* Exercise: Put the rows below, from the one containing "rename-icon[interactable]: ✎ bbox=[472, 520, 483, 536]" through the one containing "row-checkbox[interactable] bbox=[13, 206, 27, 220]", into a Markdown table with the columns No. and Text. Number them in order and skip any blank rows.

╭─ Stored records

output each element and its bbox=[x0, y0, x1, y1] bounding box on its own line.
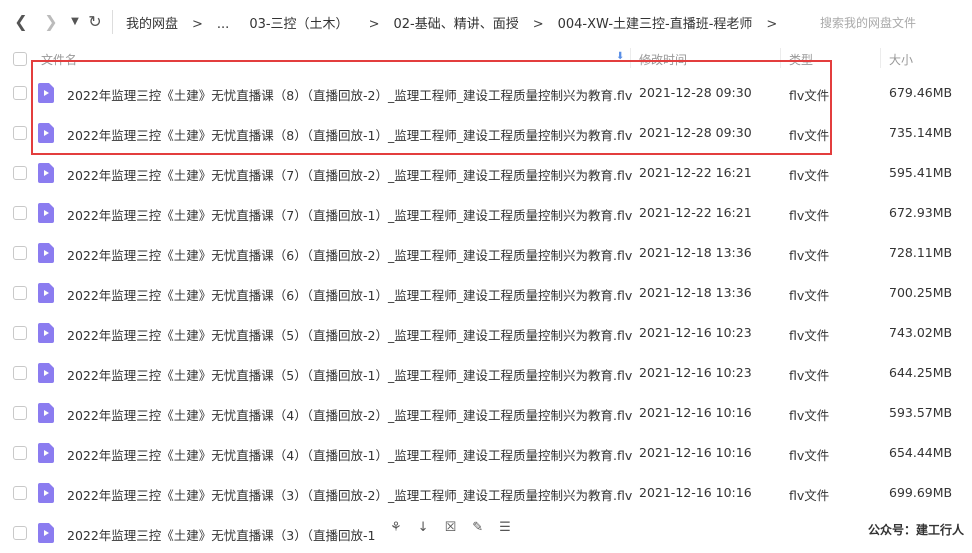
rename-icon[interactable]: ✎ bbox=[472, 520, 483, 536]
video-file-icon bbox=[38, 523, 54, 543]
row-checkbox[interactable] bbox=[13, 526, 27, 540]
table-row[interactable]: 2022年监理三控《土建》无忧直播课（7）（直播回放-2）_监理工程师_建设工程… bbox=[0, 153, 972, 193]
file-type: flv文件 bbox=[789, 208, 830, 223]
file-size: 644.25MB bbox=[889, 365, 953, 380]
video-file-icon bbox=[38, 243, 54, 263]
more-icon[interactable]: ☰ bbox=[499, 520, 511, 536]
file-modified-time: 2021-12-18 13:36 bbox=[639, 245, 752, 260]
breadcrumb-separator: > bbox=[766, 17, 778, 32]
file-size: 699.69MB bbox=[889, 485, 953, 500]
file-size: 735.14MB bbox=[889, 125, 953, 140]
navigation-bar: ❮ ❯ ▼ ↻ 我的网盘 >... 03-三控（土木） >02-基础、精讲、面授 >00… bbox=[0, 0, 972, 44]
file-name[interactable]: 2022年监理三控《土建》无忧直播课（3）（直播回放-1 bbox=[67, 525, 375, 544]
file-size: 679.46MB bbox=[889, 85, 953, 100]
table-row[interactable]: 2022年监理三控《土建》无忧直播课（4）（直播回放-2）_监理工程师_建设工程… bbox=[0, 393, 972, 433]
file-name[interactable]: 2022年监理三控《土建》无忧直播课（6）（直播回放-2）_监理工程师_建设工程… bbox=[67, 245, 632, 264]
file-modified-time: 2021-12-16 10:16 bbox=[639, 445, 752, 460]
file-modified-time: 2021-12-22 16:21 bbox=[639, 165, 752, 180]
history-dropdown-icon[interactable]: ▼ bbox=[64, 10, 86, 32]
refresh-icon[interactable]: ↻ bbox=[84, 10, 106, 32]
table-row[interactable]: 2022年监理三控《土建》无忧直播课（5）（直播回放-2）_监理工程师_建设工程… bbox=[0, 313, 972, 353]
table-row[interactable]: 2022年监理三控《土建》无忧直播课（5）（直播回放-1）_监理工程师_建设工程… bbox=[0, 353, 972, 393]
table-row[interactable]: 2022年监理三控《土建》无忧直播课（7）（直播回放-1）_监理工程师_建设工程… bbox=[0, 193, 972, 233]
file-type: flv文件 bbox=[789, 288, 830, 303]
watermark: 公众号：建工行人 bbox=[868, 523, 965, 537]
row-checkbox[interactable] bbox=[13, 446, 27, 460]
video-file-icon bbox=[38, 483, 54, 503]
forward-icon[interactable]: ❯ bbox=[40, 10, 62, 32]
file-name[interactable]: 2022年监理三控《土建》无忧直播课（5）（直播回放-2）_监理工程师_建设工程… bbox=[67, 325, 632, 344]
file-modified-time: 2021-12-18 13:36 bbox=[639, 285, 752, 300]
video-file-icon bbox=[38, 363, 54, 383]
search-input[interactable]: 搜索我的网盘文件 bbox=[820, 14, 916, 31]
file-type: flv文件 bbox=[789, 168, 830, 183]
file-type: flv文件 bbox=[789, 408, 830, 423]
file-type: flv文件 bbox=[789, 448, 830, 463]
column-divider bbox=[880, 48, 881, 68]
breadcrumb-item-1[interactable]: 03-三控（土木） bbox=[249, 17, 348, 32]
row-checkbox[interactable] bbox=[13, 206, 27, 220]
table-row[interactable]: 2022年监理三控《土建》无忧直播课（6）（直播回放-1）_监理工程师_建设工程… bbox=[0, 273, 972, 313]
breadcrumb-item-root[interactable]: 我的网盘 bbox=[126, 17, 178, 32]
hover-toolbar: ⚘ ↓ ☒ ✎ ☰ bbox=[390, 520, 511, 536]
table-row[interactable]: 2022年监理三控《土建》无忧直播课（6）（直播回放-2）_监理工程师_建设工程… bbox=[0, 233, 972, 273]
breadcrumb-separator: > bbox=[532, 17, 544, 32]
file-size: 743.02MB bbox=[889, 325, 953, 340]
file-modified-time: 2021-12-16 10:16 bbox=[639, 485, 752, 500]
video-file-icon bbox=[38, 323, 54, 343]
breadcrumb-separator: > bbox=[368, 17, 380, 32]
file-modified-time: 2021-12-16 10:23 bbox=[639, 365, 752, 380]
row-checkbox[interactable] bbox=[13, 366, 27, 380]
nav-divider bbox=[112, 10, 113, 34]
file-size: 654.44MB bbox=[889, 445, 953, 460]
breadcrumb-item-ellipsis[interactable]: ... bbox=[217, 17, 229, 32]
share-icon[interactable]: ⚘ bbox=[390, 520, 402, 536]
file-size: 728.11MB bbox=[889, 245, 953, 260]
row-checkbox[interactable] bbox=[13, 486, 27, 500]
file-type: flv文件 bbox=[789, 328, 830, 343]
file-name[interactable]: 2022年监理三控《土建》无忧直播课（4）（直播回放-1）_监理工程师_建设工程… bbox=[67, 445, 632, 464]
row-checkbox[interactable] bbox=[13, 406, 27, 420]
select-all-checkbox[interactable] bbox=[13, 52, 27, 66]
row-checkbox[interactable] bbox=[13, 246, 27, 260]
row-checkbox[interactable] bbox=[13, 286, 27, 300]
row-checkbox[interactable] bbox=[13, 86, 27, 100]
file-name[interactable]: 2022年监理三控《土建》无忧直播课（5）（直播回放-1）_监理工程师_建设工程… bbox=[67, 365, 632, 384]
breadcrumb-item-2[interactable]: 02-基础、精讲、面授 bbox=[393, 17, 518, 32]
download-icon[interactable]: ↓ bbox=[418, 520, 429, 536]
file-modified-time: 2021-12-16 10:16 bbox=[639, 405, 752, 420]
file-size: 595.41MB bbox=[889, 165, 953, 180]
delete-icon[interactable]: ☒ bbox=[445, 520, 457, 536]
file-name[interactable]: 2022年监理三控《土建》无忧直播课（3）（直播回放-2）_监理工程师_建设工程… bbox=[67, 485, 632, 504]
file-name[interactable]: 2022年监理三控《土建》无忧直播课（7）（直播回放-1）_监理工程师_建设工程… bbox=[67, 205, 632, 224]
back-icon[interactable]: ❮ bbox=[10, 10, 32, 32]
file-name[interactable]: 2022年监理三控《土建》无忧直播课（4）（直播回放-2）_监理工程师_建设工程… bbox=[67, 405, 632, 424]
file-name[interactable]: 2022年监理三控《土建》无忧直播课（6）（直播回放-1）_监理工程师_建设工程… bbox=[67, 285, 632, 304]
video-file-icon bbox=[38, 443, 54, 463]
file-type: flv文件 bbox=[789, 488, 830, 503]
table-row[interactable]: 2022年监理三控《土建》无忧直播课（4）（直播回放-1）_监理工程师_建设工程… bbox=[0, 433, 972, 473]
row-checkbox[interactable] bbox=[13, 166, 27, 180]
column-header-size[interactable]: 大小 bbox=[889, 51, 913, 68]
table-row[interactable]: 2022年监理三控《土建》无忧直播课（3）（直播回放-2）_监理工程师_建设工程… bbox=[0, 473, 972, 513]
row-checkbox[interactable] bbox=[13, 326, 27, 340]
file-modified-time: 2021-12-22 16:21 bbox=[639, 205, 752, 220]
breadcrumb-separator: > bbox=[192, 17, 203, 32]
file-type: flv文件 bbox=[789, 248, 830, 263]
breadcrumb: 我的网盘 >... 03-三控（土木） >02-基础、精讲、面授 >004-XW-土建三… bbox=[126, 13, 791, 32]
video-file-icon bbox=[38, 163, 54, 183]
video-file-icon bbox=[38, 403, 54, 423]
breadcrumb-item-3[interactable]: 004-XW-土建三控-直播班-程老师 bbox=[558, 17, 753, 32]
file-size: 593.57MB bbox=[889, 405, 953, 420]
video-file-icon bbox=[38, 203, 54, 223]
video-file-icon bbox=[38, 283, 54, 303]
highlight-box bbox=[31, 60, 832, 155]
file-type: flv文件 bbox=[789, 368, 830, 383]
file-name[interactable]: 2022年监理三控《土建》无忧直播课（7）（直播回放-2）_监理工程师_建设工程… bbox=[67, 165, 632, 184]
file-modified-time: 2021-12-16 10:23 bbox=[639, 325, 752, 340]
row-checkbox[interactable] bbox=[13, 126, 27, 140]
file-size: 672.93MB bbox=[889, 205, 953, 220]
file-size: 700.25MB bbox=[889, 285, 953, 300]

╰─

* Final result:
| No. | Text |
|---|---|
| 1 | rename-icon[interactable]: ✎ bbox=[472, 520, 483, 536] |
| 2 | video-file-icon bbox=[38, 523, 54, 543] |
| 3 | row-checkbox[interactable] bbox=[13, 526, 27, 540] |
| 4 | table-row[interactable]: 2022年监理三控《土建》无忧直播课（7）（直播回放-2）_监理工程师_建设工程… bbox=[0, 153, 972, 193] |
| 5 | file-type: flv文件 bbox=[789, 208, 830, 223] |
| 6 | file-size: 644.25MB bbox=[889, 365, 953, 380] |
| 7 | video-file-icon bbox=[38, 243, 54, 263] |
| 8 | more-icon[interactable]: ☰ bbox=[499, 520, 511, 536] |
| 9 | file-modified-time: 2021-12-18 13:36 bbox=[639, 245, 752, 260] |
| 10 | breadcrumb-separator: > bbox=[766, 17, 778, 32] |
| 11 | file-size: 699.69MB bbox=[889, 485, 953, 500] |
| 12 | file-size: 735.14MB bbox=[889, 125, 953, 140] |
| 13 | navigation-bar: ❮ ❯ ▼ ↻ 我的网盘 >... 03-三控（土木） >02-基础、精讲、面授 >00… bbox=[0, 0, 972, 44] |
| 14 | file-name[interactable]: 2022年监理三控《土建》无忧直播课（3）（直播回放-1 bbox=[67, 525, 375, 544] |
| 15 | file-size: 679.46MB bbox=[889, 85, 953, 100] |
| 16 | table-row[interactable]: 2022年监理三控《土建》无忧直播课（4）（直播回放-2）_监理工程师_建设工程… bbox=[0, 393, 972, 433] |
| 17 | file-name[interactable]: 2022年监理三控《土建》无忧直播课（6）（直播回放-2）_监理工程师_建设工程… bbox=[67, 245, 632, 264] |
| 18 | file-modified-time: 2021-12-16 10:16 bbox=[639, 445, 752, 460] |
| 19 | file-modified-time: 2021-12-22 16:21 bbox=[639, 165, 752, 180] |
| 20 | history-dropdown-icon[interactable]: ▼ bbox=[64, 10, 86, 32] |
| 21 | refresh-icon[interactable]: ↻ bbox=[84, 10, 106, 32] |
| 22 | table-row[interactable]: 2022年监理三控《土建》无忧直播课（5）（直播回放-2）_监理工程师_建设工程… bbox=[0, 313, 972, 353] |
| 23 | table-row[interactable]: 2022年监理三控《土建》无忧直播课（5）（直播回放-1）_监理工程师_建设工程… bbox=[0, 353, 972, 393] |
| 24 | table-row[interactable]: 2022年监理三控《土建》无忧直播课（7）（直播回放-1）_监理工程师_建设工程… bbox=[0, 193, 972, 233] |
| 25 | file-type: flv文件 bbox=[789, 288, 830, 303] |
| 26 | watermark: 公众号：建工行人 bbox=[868, 523, 965, 537] |
| 27 | row-checkbox[interactable] bbox=[13, 446, 27, 460] |
| 28 | video-file-icon bbox=[38, 483, 54, 503] |
| 29 | forward-icon[interactable]: ❯ bbox=[40, 10, 62, 32] |
| 30 | file-name[interactable]: 2022年监理三控《土建》无忧直播课（5）（直播回放-2）_监理工程师_建设工程… bbox=[67, 325, 632, 344] |
| 31 | file-modified-time: 2021-12-18 13:36 bbox=[639, 285, 752, 300] |
| 32 | video-file-icon bbox=[38, 363, 54, 383] |
| 33 | search-input[interactable]: 搜索我的网盘文件 bbox=[820, 14, 916, 31] |
| 34 | file-type: flv文件 bbox=[789, 168, 830, 183] |
| 35 | file-type: flv文件 bbox=[789, 408, 830, 423] |
| 36 | file-type: flv文件 bbox=[789, 448, 830, 463] |
| 37 | column-divider bbox=[880, 48, 881, 68] |
| 38 | breadcrumb-item-1[interactable]: 03-三控（土木） bbox=[249, 17, 348, 32] |
| 39 | row-checkbox[interactable] bbox=[13, 206, 27, 220] |